-- Entries supplied --
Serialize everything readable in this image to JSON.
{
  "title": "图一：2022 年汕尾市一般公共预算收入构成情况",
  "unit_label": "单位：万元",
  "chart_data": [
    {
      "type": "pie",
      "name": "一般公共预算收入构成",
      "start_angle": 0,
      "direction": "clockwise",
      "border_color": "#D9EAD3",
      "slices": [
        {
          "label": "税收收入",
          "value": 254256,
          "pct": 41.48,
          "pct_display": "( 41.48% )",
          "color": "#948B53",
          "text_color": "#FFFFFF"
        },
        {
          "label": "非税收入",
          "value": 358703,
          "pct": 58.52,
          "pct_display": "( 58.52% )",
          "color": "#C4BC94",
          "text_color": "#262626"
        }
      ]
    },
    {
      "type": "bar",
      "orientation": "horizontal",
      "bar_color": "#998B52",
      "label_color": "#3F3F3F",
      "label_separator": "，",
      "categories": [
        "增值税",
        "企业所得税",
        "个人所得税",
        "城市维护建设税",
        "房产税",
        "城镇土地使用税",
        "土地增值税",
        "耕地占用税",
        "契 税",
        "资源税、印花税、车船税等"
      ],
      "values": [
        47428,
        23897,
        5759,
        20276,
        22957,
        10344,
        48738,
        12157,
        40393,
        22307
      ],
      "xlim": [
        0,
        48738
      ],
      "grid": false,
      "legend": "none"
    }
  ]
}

-- Your goal --
Reproduce the complete set of lines precisely as supplied.

-- Task answer --
Serialize everything readable in this image to JSON.
{
  "title": "图一：2022 年汕尾市一般公共预算收入构成情况",
  "unit_label": "单位：万元",
  "chart_data": [
    {
      "type": "pie",
      "name": "一般公共预算收入构成",
      "start_angle": 0,
      "direction": "clockwise",
      "border_color": "#D9EAD3",
      "slices": [
        {
          "label": "税收收入",
          "value": 254256,
          "pct": 41.48,
          "pct_display": "( 41.48% )",
          "color": "#948B53",
          "text_color": "#FFFFFF"
        },
        {
          "label": "非税收入",
          "value": 358703,
          "pct": 58.52,
          "pct_display": "( 58.52% )",
          "color": "#C4BC94",
          "text_color": "#262626"
        }
      ]
    },
    {
      "type": "bar",
      "orientation": "horizontal",
      "bar_color": "#998B52",
      "label_color": "#3F3F3F",
      "label_separator": "，",
      "categories": [
        "增值税",
        "企业所得税",
        "个人所得税",
        "城市维护建设税",
        "房产税",
        "城镇土地使用税",
        "土地增值税",
        "耕地占用税",
        "契 税",
        "资源税、印花税、车船税等"
      ],
      "values": [
        47428,
        23897,
        5759,
        20276,
        22957,
        10344,
        48738,
        12157,
        40393,
        22307
      ],
      "xlim": [
        0,
        48738
      ],
      "grid": false,
      "legend": "none"
    }
  ]
}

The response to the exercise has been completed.